Problems to solve ::
**1.** According to the static-control text, what purposes do the conductive outer coating and the dissipative inner material of a protective bag serve? Answer in one to three sentences.
**2.** From the static-control text, return the passage that begins at the words "Each of the" and stops after the words "them touch anything.".
**3.** Answer these questions from the static-control text:
(a) What must visitors wear if they really must enter a static-controlled area?
(b) By what two means can ions be produced?
(c) What position does Steve Heymann hold?

The principle is quite logical: By keeping all items at the same 0-V potential, there are no voltage differences to cause charge movement and possible damage to sensitive components. Although simple in theory, in practice, achieving an equipotential state can be daunting.
Each of the four ADNP actions addresses only a part of the overall static-control problem.
• Avoid—Remove unnecessary insulators such as Styrofoam cups from the work area. Bar nonessential people from entering a static-controlled area. If visitors really must enter, make sure they have put on ESD-safe smocks and footwear. Don’t let them touch anything.
• Dissipate—Charge will be generated within the work area, even if it’s just caused by the movement of the workers. Dissipative worksurfaces, floors, footwear, and wristbands ensure that most of the charge is returned safely to ground. ESD-safe storage bags are made from dissipative materials.
• Neutralize—Some insulating materials are unavoidable in the work area or may be part of the product being assembled. Ionizers provide a source of both positive and negative charges that neutralize static buildup. Ions can be produced electrically or by the decay of a radioactive substance.
• Protect—ESD-sensitive products are stored in bags having various properties. To gain the greatest degree of protection, a bag may have a conductive outer coating to shield its contents from the effects of an electrostatic field. The bag also will be made of or coated internally with a dissipative material to remove any charge that might otherwise build up on the product.
To be successful, an ESD control program must use all four procedures. In addition, ESD test equipment helps you understand the interaction among the different elements of such a program. In general, instruments measure charge or determine the properties of charge-control materials.
Static Control in Production
“We continue to educate users that a comprehensive program considers the net charge potential of many pieces of a program working together,” said Steve Heymann, CEO of Novx. “For instance, once an ESD-safe floor is in place, the customer needs to monitor the flooring in conjunction with the footwear to achieve the desired net result: minimization of the voltage on the operator.

Supplied material ::
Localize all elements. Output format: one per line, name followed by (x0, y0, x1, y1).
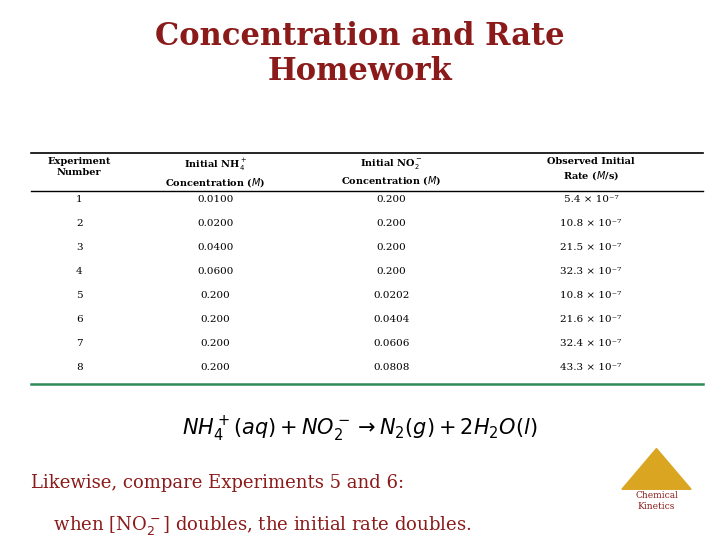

Outputs ::
**1.** The conductive outer coating shields the product inside from the effects of an electrostatic field. The dissipative material inside removes any charge that might otherwise build up on the product.

**2.**
Each of the four ADNP actions addresses only a part of the overall static-control problem.
• Avoid—Remove unnecessary insulators such as Styrofoam cups from the work area. Bar nonessential people from entering a static-controlled area. If visitors really must enter, make sure they have put on ESD-safe smocks and footwear. Don’t let them touch anything.

**3.**
(a) ESD-safe smocks and footwear.
(b) Electrically, or by the decay of a radioactive substance.
(c) CEO of Novx.